**DATA LISTING**

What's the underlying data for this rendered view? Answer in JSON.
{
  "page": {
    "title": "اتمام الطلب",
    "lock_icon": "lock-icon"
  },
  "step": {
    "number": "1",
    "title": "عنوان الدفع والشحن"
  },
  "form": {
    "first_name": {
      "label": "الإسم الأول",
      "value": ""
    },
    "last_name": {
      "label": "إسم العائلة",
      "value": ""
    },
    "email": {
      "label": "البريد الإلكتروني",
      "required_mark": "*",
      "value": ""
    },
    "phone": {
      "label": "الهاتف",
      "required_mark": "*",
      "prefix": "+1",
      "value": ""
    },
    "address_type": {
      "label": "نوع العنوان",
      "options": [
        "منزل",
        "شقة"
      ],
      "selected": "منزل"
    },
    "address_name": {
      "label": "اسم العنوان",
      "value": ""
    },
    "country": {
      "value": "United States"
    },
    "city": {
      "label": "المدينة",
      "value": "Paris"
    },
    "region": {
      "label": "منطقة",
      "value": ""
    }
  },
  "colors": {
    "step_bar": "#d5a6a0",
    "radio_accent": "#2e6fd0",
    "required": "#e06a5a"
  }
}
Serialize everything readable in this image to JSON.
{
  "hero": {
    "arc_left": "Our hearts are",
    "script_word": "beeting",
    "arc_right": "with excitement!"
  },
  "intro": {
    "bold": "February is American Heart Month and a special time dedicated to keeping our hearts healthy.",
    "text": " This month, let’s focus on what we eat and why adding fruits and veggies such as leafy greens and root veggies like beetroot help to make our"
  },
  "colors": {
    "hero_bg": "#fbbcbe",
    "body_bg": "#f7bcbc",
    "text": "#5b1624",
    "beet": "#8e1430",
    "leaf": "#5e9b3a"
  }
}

**THE TASK**
Please restate the records in full, word for word.

**THE OUTPUT**
What's the underlying data for this rendered view? Answer in JSON.
{
  "page": {
    "title": "اتمام الطلب",
    "lock_icon": "lock-icon"
  },
  "step": {
    "number": "1",
    "title": "عنوان الدفع والشحن"
  },
  "form": {
    "first_name": {
      "label": "الإسم الأول",
      "value": ""
    },
    "last_name": {
      "label": "إسم العائلة",
      "value": ""
    },
    "email": {
      "label": "البريد الإلكتروني",
      "required_mark": "*",
      "value": ""
    },
    "phone": {
      "label": "الهاتف",
      "required_mark": "*",
      "prefix": "+1",
      "value": ""
    },
    "address_type": {
      "label": "نوع العنوان",
      "options": [
        "منزل",
        "شقة"
      ],
      "selected": "منزل"
    },
    "address_name": {
      "label": "اسم العنوان",
      "value": ""
    },
    "country": {
      "value": "United States"
    },
    "city": {
      "label": "المدينة",
      "value": "Paris"
    },
    "region": {
      "label": "منطقة",
      "value": ""
    }
  },
  "colors": {
    "step_bar": "#d5a6a0",
    "radio_accent": "#2e6fd0",
    "required": "#e06a5a"
  }
}
Serialize everything readable in this image to JSON.
{
  "hero": {
    "arc_left": "Our hearts are",
    "script_word": "beeting",
    "arc_right": "with excitement!"
  },
  "intro": {
    "bold": "February is American Heart Month and a special time dedicated to keeping our hearts healthy.",
    "text": " This month, let’s focus on what we eat and why adding fruits and veggies such as leafy greens and root veggies like beetroot help to make our"
  },
  "colors": {
    "hero_bg": "#fbbcbe",
    "body_bg": "#f7bcbc",
    "text": "#5b1624",
    "beet": "#8e1430",
    "leaf": "#5e9b3a"
  }
}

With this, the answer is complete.